-- EXERCISE PROMPT --
Below is a block of records; repeat each one exactly.

-- Source data --
--- start ---

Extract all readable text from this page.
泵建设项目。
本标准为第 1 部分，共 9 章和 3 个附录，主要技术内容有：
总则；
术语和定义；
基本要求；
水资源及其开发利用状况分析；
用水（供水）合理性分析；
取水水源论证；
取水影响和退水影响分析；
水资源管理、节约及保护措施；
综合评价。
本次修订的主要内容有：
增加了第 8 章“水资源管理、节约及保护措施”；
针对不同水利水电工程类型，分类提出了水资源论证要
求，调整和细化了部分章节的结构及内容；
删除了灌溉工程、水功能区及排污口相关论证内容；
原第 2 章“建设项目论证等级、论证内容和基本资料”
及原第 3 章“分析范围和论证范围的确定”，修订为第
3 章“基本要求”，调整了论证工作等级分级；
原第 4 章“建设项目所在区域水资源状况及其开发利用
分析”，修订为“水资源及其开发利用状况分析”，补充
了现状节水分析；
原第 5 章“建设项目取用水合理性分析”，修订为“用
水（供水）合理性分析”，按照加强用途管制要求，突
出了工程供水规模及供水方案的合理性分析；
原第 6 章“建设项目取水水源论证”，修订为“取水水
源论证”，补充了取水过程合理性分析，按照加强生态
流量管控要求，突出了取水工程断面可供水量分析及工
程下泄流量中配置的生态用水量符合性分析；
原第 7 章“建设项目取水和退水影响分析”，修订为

--- end ---

-- COMPLETE OUTPUT --
Extract all readable text from this page.
泵建设项目。
本标准为第 1 部分，共 9 章和 3 个附录，主要技术内容有：
总则；
术语和定义；
基本要求；
水资源及其开发利用状况分析；
用水（供水）合理性分析；
取水水源论证；
取水影响和退水影响分析；
水资源管理、节约及保护措施；
综合评价。
本次修订的主要内容有：
增加了第 8 章“水资源管理、节约及保护措施”；
针对不同水利水电工程类型，分类提出了水资源论证要
求，调整和细化了部分章节的结构及内容；
删除了灌溉工程、水功能区及排污口相关论证内容；
原第 2 章“建设项目论证等级、论证内容和基本资料”
及原第 3 章“分析范围和论证范围的确定”，修订为第
3 章“基本要求”，调整了论证工作等级分级；
原第 4 章“建设项目所在区域水资源状况及其开发利用
分析”，修订为“水资源及其开发利用状况分析”，补充
了现状节水分析；
原第 5 章“建设项目取用水合理性分析”，修订为“用
水（供水）合理性分析”，按照加强用途管制要求，突
出了工程供水规模及供水方案的合理性分析；
原第 6 章“建设项目取水水源论证”，修订为“取水水
源论证”，补充了取水过程合理性分析，按照加强生态
流量管控要求，突出了取水工程断面可供水量分析及工
程下泄流量中配置的生态用水量符合性分析；
原第 7 章“建设项目取水和退水影响分析”，修订为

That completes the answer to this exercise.